(What is needed):
Please copy out every line of the records below word for word, leaving nothing out and changing nothing.

(Data to use):

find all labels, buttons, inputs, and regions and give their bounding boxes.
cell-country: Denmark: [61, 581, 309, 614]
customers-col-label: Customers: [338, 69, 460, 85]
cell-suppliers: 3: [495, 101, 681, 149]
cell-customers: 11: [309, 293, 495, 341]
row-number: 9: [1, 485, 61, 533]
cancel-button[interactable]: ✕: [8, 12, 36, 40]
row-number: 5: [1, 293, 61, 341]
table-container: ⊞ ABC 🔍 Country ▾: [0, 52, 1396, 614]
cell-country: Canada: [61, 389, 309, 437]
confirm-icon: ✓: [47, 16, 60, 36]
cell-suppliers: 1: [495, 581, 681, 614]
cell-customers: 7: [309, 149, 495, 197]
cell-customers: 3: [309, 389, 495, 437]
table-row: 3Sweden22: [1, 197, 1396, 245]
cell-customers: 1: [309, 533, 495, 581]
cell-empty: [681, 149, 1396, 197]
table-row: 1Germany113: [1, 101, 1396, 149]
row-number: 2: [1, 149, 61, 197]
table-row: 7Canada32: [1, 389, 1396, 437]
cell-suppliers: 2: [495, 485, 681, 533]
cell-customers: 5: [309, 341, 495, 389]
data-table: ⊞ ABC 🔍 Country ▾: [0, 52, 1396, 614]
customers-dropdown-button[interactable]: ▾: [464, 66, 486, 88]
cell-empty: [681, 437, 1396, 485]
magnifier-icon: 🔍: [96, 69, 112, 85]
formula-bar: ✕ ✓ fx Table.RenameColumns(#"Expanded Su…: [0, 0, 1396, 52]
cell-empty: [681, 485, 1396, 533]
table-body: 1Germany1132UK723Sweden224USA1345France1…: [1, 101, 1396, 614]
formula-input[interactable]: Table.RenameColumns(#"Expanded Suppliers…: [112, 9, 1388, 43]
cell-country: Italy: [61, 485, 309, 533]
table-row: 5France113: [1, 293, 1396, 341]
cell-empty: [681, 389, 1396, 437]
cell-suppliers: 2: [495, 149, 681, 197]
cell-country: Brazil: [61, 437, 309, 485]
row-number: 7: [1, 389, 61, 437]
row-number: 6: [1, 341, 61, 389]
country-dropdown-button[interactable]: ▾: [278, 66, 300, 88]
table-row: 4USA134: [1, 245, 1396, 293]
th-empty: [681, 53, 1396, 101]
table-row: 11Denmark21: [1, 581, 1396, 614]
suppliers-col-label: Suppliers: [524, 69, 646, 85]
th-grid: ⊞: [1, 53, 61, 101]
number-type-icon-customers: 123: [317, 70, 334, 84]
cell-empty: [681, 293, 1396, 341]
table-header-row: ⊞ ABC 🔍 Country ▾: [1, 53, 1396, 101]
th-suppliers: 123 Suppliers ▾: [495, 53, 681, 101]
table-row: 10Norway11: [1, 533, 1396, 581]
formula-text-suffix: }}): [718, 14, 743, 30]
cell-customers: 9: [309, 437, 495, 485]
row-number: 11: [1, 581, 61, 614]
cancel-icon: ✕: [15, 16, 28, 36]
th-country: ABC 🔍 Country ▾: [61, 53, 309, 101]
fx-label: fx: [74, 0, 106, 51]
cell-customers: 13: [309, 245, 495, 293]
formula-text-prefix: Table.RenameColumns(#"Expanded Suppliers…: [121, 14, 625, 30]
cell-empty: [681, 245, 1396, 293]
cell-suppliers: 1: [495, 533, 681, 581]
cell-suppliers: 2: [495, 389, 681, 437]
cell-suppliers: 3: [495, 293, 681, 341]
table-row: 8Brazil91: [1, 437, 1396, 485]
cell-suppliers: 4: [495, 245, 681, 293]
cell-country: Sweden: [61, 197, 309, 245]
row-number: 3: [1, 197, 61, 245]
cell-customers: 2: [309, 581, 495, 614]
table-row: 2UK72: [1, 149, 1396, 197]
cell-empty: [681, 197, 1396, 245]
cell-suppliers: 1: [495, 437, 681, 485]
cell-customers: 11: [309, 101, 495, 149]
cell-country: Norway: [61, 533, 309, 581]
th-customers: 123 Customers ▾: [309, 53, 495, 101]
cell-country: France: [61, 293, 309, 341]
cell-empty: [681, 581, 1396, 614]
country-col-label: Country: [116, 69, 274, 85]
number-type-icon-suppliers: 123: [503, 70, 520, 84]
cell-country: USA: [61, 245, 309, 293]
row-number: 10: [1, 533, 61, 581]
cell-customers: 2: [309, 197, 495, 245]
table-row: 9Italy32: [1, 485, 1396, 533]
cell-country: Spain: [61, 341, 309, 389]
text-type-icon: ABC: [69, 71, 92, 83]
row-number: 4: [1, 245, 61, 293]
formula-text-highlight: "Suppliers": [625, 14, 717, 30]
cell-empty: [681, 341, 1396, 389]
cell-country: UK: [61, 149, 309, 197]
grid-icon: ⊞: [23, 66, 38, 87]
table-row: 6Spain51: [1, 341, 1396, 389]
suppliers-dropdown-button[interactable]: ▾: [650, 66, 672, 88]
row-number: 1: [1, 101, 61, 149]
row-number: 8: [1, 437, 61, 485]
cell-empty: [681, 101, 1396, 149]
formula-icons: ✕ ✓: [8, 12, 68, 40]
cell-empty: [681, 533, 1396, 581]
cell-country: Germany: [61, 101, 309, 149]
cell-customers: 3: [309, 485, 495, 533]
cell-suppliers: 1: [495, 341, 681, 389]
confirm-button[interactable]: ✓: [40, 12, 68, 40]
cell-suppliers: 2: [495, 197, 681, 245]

(Response to this task):
find all labels, buttons, inputs, and regions and give their bounding boxes.
cell-country: Denmark: [61, 581, 309, 614]
customers-col-label: Customers: [338, 69, 460, 85]
cell-suppliers: 3: [495, 101, 681, 149]
cell-customers: 11: [309, 293, 495, 341]
row-number: 9: [1, 485, 61, 533]
cancel-button[interactable]: ✕: [8, 12, 36, 40]
row-number: 5: [1, 293, 61, 341]
table-container: ⊞ ABC 🔍 Country ▾: [0, 52, 1396, 614]
cell-country: Canada: [61, 389, 309, 437]
confirm-icon: ✓: [47, 16, 60, 36]
cell-suppliers: 1: [495, 581, 681, 614]
cell-customers: 7: [309, 149, 495, 197]
cell-customers: 3: [309, 389, 495, 437]
table-row: 3Sweden22: [1, 197, 1396, 245]
cell-customers: 1: [309, 533, 495, 581]
cell-empty: [681, 149, 1396, 197]
table-row: 1Germany113: [1, 101, 1396, 149]
row-number: 2: [1, 149, 61, 197]
table-row: 7Canada32: [1, 389, 1396, 437]
cell-suppliers: 2: [495, 485, 681, 533]
cell-customers: 5: [309, 341, 495, 389]
data-table: ⊞ ABC 🔍 Country ▾: [0, 52, 1396, 614]
customers-dropdown-button[interactable]: ▾: [464, 66, 486, 88]
cell-empty: [681, 437, 1396, 485]
magnifier-icon: 🔍: [96, 69, 112, 85]
formula-bar: ✕ ✓ fx Table.RenameColumns(#"Expanded Su…: [0, 0, 1396, 52]
cell-empty: [681, 485, 1396, 533]
table-body: 1Germany1132UK723Sweden224USA1345France1…: [1, 101, 1396, 614]
formula-input[interactable]: Table.RenameColumns(#"Expanded Suppliers…: [112, 9, 1388, 43]
cell-country: Italy: [61, 485, 309, 533]
table-row: 5France113: [1, 293, 1396, 341]
cell-empty: [681, 389, 1396, 437]
cell-suppliers: 2: [495, 149, 681, 197]
cell-country: Brazil: [61, 437, 309, 485]
row-number: 7: [1, 389, 61, 437]
row-number: 6: [1, 341, 61, 389]
country-dropdown-button[interactable]: ▾: [278, 66, 300, 88]
table-row: 4USA134: [1, 245, 1396, 293]
th-empty: [681, 53, 1396, 101]
table-row: 11Denmark21: [1, 581, 1396, 614]
suppliers-col-label: Suppliers: [524, 69, 646, 85]
th-grid: ⊞: [1, 53, 61, 101]
number-type-icon-customers: 123: [317, 70, 334, 84]
cell-empty: [681, 293, 1396, 341]
table-header-row: ⊞ ABC 🔍 Country ▾: [1, 53, 1396, 101]
th-suppliers: 123 Suppliers ▾: [495, 53, 681, 101]
table-row: 10Norway11: [1, 533, 1396, 581]
formula-text-suffix: }}): [718, 14, 743, 30]
cell-customers: 9: [309, 437, 495, 485]
row-number: 11: [1, 581, 61, 614]
cancel-icon: ✕: [15, 16, 28, 36]
th-country: ABC 🔍 Country ▾: [61, 53, 309, 101]
fx-label: fx: [74, 0, 106, 51]
cell-customers: 13: [309, 245, 495, 293]
formula-text-prefix: Table.RenameColumns(#"Expanded Suppliers…: [121, 14, 625, 30]
cell-empty: [681, 245, 1396, 293]
cell-suppliers: 1: [495, 533, 681, 581]
cell-suppliers: 2: [495, 389, 681, 437]
cell-suppliers: 3: [495, 293, 681, 341]
table-row: 8Brazil91: [1, 437, 1396, 485]
cell-suppliers: 4: [495, 245, 681, 293]
cell-country: Sweden: [61, 197, 309, 245]
row-number: 3: [1, 197, 61, 245]
cell-customers: 2: [309, 581, 495, 614]
table-row: 2UK72: [1, 149, 1396, 197]
cell-empty: [681, 197, 1396, 245]
cell-suppliers: 1: [495, 437, 681, 485]
cell-customers: 11: [309, 101, 495, 149]
cell-country: Norway: [61, 533, 309, 581]
th-customers: 123 Customers ▾: [309, 53, 495, 101]
cell-country: France: [61, 293, 309, 341]
cell-empty: [681, 581, 1396, 614]
country-col-label: Country: [116, 69, 274, 85]
number-type-icon-suppliers: 123: [503, 70, 520, 84]
cell-country: USA: [61, 245, 309, 293]
row-number: 10: [1, 533, 61, 581]
cell-customers: 2: [309, 197, 495, 245]
table-row: 9Italy32: [1, 485, 1396, 533]
cell-country: Spain: [61, 341, 309, 389]
text-type-icon: ABC: [69, 71, 92, 83]
row-number: 4: [1, 245, 61, 293]
formula-text-highlight: "Suppliers": [625, 14, 717, 30]
cell-empty: [681, 341, 1396, 389]
cell-country: UK: [61, 149, 309, 197]
grid-icon: ⊞: [23, 66, 38, 87]
table-row: 6Spain51: [1, 341, 1396, 389]
suppliers-dropdown-button[interactable]: ▾: [650, 66, 672, 88]
row-number: 1: [1, 101, 61, 149]
row-number: 8: [1, 437, 61, 485]
cell-empty: [681, 101, 1396, 149]
formula-icons: ✕ ✓: [8, 12, 68, 40]
cell-empty: [681, 533, 1396, 581]
cell-country: Germany: [61, 101, 309, 149]
cell-customers: 3: [309, 485, 495, 533]
cell-suppliers: 1: [495, 341, 681, 389]
confirm-button[interactable]: ✓: [40, 12, 68, 40]
cell-suppliers: 2: [495, 197, 681, 245]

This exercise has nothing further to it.